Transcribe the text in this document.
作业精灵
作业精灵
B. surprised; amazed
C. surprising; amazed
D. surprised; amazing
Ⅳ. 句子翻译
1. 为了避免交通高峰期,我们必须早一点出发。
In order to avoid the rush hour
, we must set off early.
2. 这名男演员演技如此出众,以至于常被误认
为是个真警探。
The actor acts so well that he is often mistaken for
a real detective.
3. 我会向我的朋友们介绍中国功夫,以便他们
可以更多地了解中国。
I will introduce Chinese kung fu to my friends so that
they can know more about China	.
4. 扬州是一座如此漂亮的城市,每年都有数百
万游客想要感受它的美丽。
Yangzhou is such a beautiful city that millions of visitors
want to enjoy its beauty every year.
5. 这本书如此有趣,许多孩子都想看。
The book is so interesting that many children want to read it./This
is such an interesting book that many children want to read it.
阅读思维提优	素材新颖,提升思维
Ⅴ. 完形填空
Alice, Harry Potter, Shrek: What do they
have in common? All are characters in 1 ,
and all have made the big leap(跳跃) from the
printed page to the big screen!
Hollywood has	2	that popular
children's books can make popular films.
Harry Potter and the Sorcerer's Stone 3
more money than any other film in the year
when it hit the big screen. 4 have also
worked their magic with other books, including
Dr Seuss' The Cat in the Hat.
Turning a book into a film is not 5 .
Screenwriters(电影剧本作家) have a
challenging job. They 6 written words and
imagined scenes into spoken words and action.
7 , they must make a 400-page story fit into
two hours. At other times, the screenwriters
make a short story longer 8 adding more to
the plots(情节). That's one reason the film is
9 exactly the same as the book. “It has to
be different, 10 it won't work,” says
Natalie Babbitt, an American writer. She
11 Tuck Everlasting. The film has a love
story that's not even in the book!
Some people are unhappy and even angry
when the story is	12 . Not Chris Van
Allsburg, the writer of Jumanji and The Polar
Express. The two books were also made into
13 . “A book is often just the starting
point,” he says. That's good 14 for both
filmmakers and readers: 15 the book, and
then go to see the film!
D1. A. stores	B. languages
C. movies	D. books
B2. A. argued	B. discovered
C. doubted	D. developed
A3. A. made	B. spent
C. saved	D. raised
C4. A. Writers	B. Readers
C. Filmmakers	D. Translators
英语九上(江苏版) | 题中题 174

** THE PROBLEM **
Repeat all the entries word for word.

** WORKED ANSWER **
Transcribe the text in this document.
作业精灵
作业精灵
B. surprised; amazed
C. surprising; amazed
D. surprised; amazing
Ⅳ. 句子翻译
1. 为了避免交通高峰期,我们必须早一点出发。
In order to avoid the rush hour
, we must set off early.
2. 这名男演员演技如此出众,以至于常被误认
为是个真警探。
The actor acts so well that he is often mistaken for
a real detective.
3. 我会向我的朋友们介绍中国功夫,以便他们
可以更多地了解中国。
I will introduce Chinese kung fu to my friends so that
they can know more about China	.
4. 扬州是一座如此漂亮的城市,每年都有数百
万游客想要感受它的美丽。
Yangzhou is such a beautiful city that millions of visitors
want to enjoy its beauty every year.
5. 这本书如此有趣,许多孩子都想看。
The book is so interesting that many children want to read it./This
is such an interesting book that many children want to read it.
阅读思维提优	素材新颖,提升思维
Ⅴ. 完形填空
Alice, Harry Potter, Shrek: What do they
have in common? All are characters in 1 ,
and all have made the big leap(跳跃) from the
printed page to the big screen!
Hollywood has	2	that popular
children's books can make popular films.
Harry Potter and the Sorcerer's Stone 3
more money than any other film in the year
when it hit the big screen. 4 have also
worked their magic with other books, including
Dr Seuss' The Cat in the Hat.
Turning a book into a film is not 5 .
Screenwriters(电影剧本作家) have a
challenging job. They 6 written words and
imagined scenes into spoken words and action.
7 , they must make a 400-page story fit into
two hours. At other times, the screenwriters
make a short story longer 8 adding more to
the plots(情节). That's one reason the film is
9 exactly the same as the book. “It has to
be different, 10 it won't work,” says
Natalie Babbitt, an American writer. She
11 Tuck Everlasting. The film has a love
story that's not even in the book!
Some people are unhappy and even angry
when the story is	12 . Not Chris Van
Allsburg, the writer of Jumanji and The Polar
Express. The two books were also made into
13 . “A book is often just the starting
point,” he says. That's good 14 for both
filmmakers and readers: 15 the book, and
then go to see the film!
D1. A. stores	B. languages
C. movies	D. books
B2. A. argued	B. discovered
C. doubted	D. developed
A3. A. made	B. spent
C. saved	D. raised
C4. A. Writers	B. Readers
C. Filmmakers	D. Translators
英语九上(江苏版) | 题中题 174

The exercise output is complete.